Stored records
- - -

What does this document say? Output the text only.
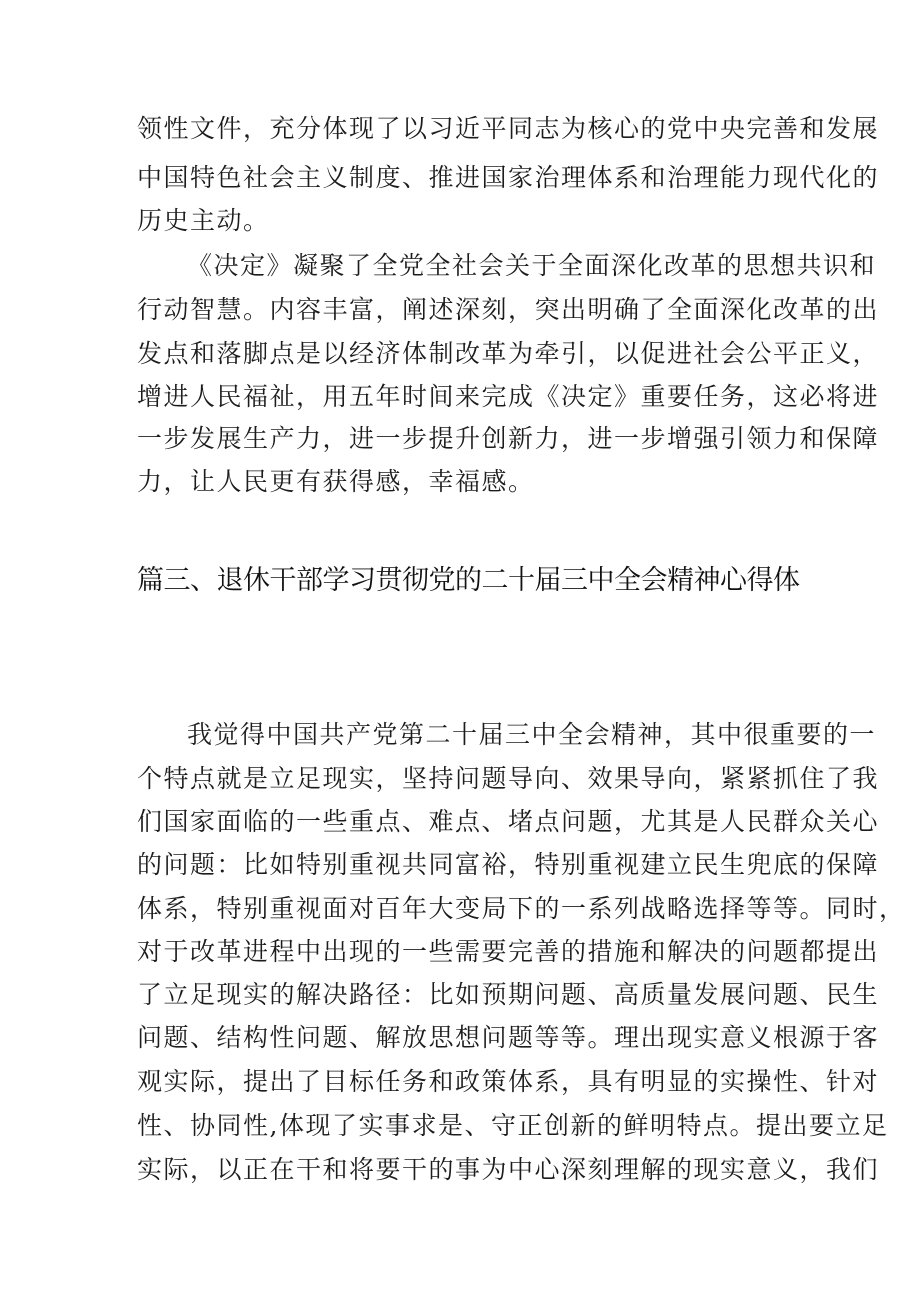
领性文件，充分体现了以习近平同志为核心的党中央完善和发展
中国特色社会主义制度、推进国家治理体系和治理能力现代化的
历史主动。
《决定》凝聚了全党全社会关于全面深化改革的思想共识和
行动智慧。内容丰富，阐述深刻，突出明确了全面深化改革的出
发点和落脚点是以经济体制改革为牵引，以促进社会公平正义，
增进人民福祉，用五年时间来完成《决定》重要任务，这必将进
一步发展生产力，进一步提升创新力，进一步增强引领力和保障
力，让人民更有获得感，幸福感。
篇三、退休干部学习贯彻党的二十届三中全会精神心得体
我觉得中国共产党第二十届三中全会精神，其中很重要的一
个特点就是立足现实，坚持问题导向、效果导向，紧紧抓住了我
们国家面临的一些重点、难点、堵点问题，尤其是人民群众关心
的问题：比如特别重视共同富裕，特别重视建立民生兜底的保障
体系，特别重视面对百年大变局下的一系列战略选择等等。同时，
对于改革进程中出现的一些需要完善的措施和解决的问题都提出
了立足现实的解决路径：比如预期问题、高质量发展问题、民生
问题、结构性问题、解放思想问题等等。理出现实意义根源于客
观实际，提出了目标任务和政策体系，具有明显的实操性、针对
性、协同性,体现了实事求是、守正创新的鲜明特点。提出要立足
实际，以正在干和将要干的事为中心深刻理解的现实意义，我们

- - -

▶ _YOUR GOAL_
Pictures in the records must not appear in the copy; transcribe everything else precisely.

▶ _SOLUTION BELOW_
What does this document say? Output the text only.
领性文件，充分体现了以习近平同志为核心的党中央完善和发展
中国特色社会主义制度、推进国家治理体系和治理能力现代化的
历史主动。
《决定》凝聚了全党全社会关于全面深化改革的思想共识和
行动智慧。内容丰富，阐述深刻，突出明确了全面深化改革的出
发点和落脚点是以经济体制改革为牵引，以促进社会公平正义，
增进人民福祉，用五年时间来完成《决定》重要任务，这必将进
一步发展生产力，进一步提升创新力，进一步增强引领力和保障
力，让人民更有获得感，幸福感。
篇三、退休干部学习贯彻党的二十届三中全会精神心得体
我觉得中国共产党第二十届三中全会精神，其中很重要的一
个特点就是立足现实，坚持问题导向、效果导向，紧紧抓住了我
们国家面临的一些重点、难点、堵点问题，尤其是人民群众关心
的问题：比如特别重视共同富裕，特别重视建立民生兜底的保障
体系，特别重视面对百年大变局下的一系列战略选择等等。同时，
对于改革进程中出现的一些需要完善的措施和解决的问题都提出
了立足现实的解决路径：比如预期问题、高质量发展问题、民生
问题、结构性问题、解放思想问题等等。理出现实意义根源于客
观实际，提出了目标任务和政策体系，具有明显的实操性、针对
性、协同性,体现了实事求是、守正创新的鲜明特点。提出要立足
实际，以正在干和将要干的事为中心深刻理解的现实意义，我们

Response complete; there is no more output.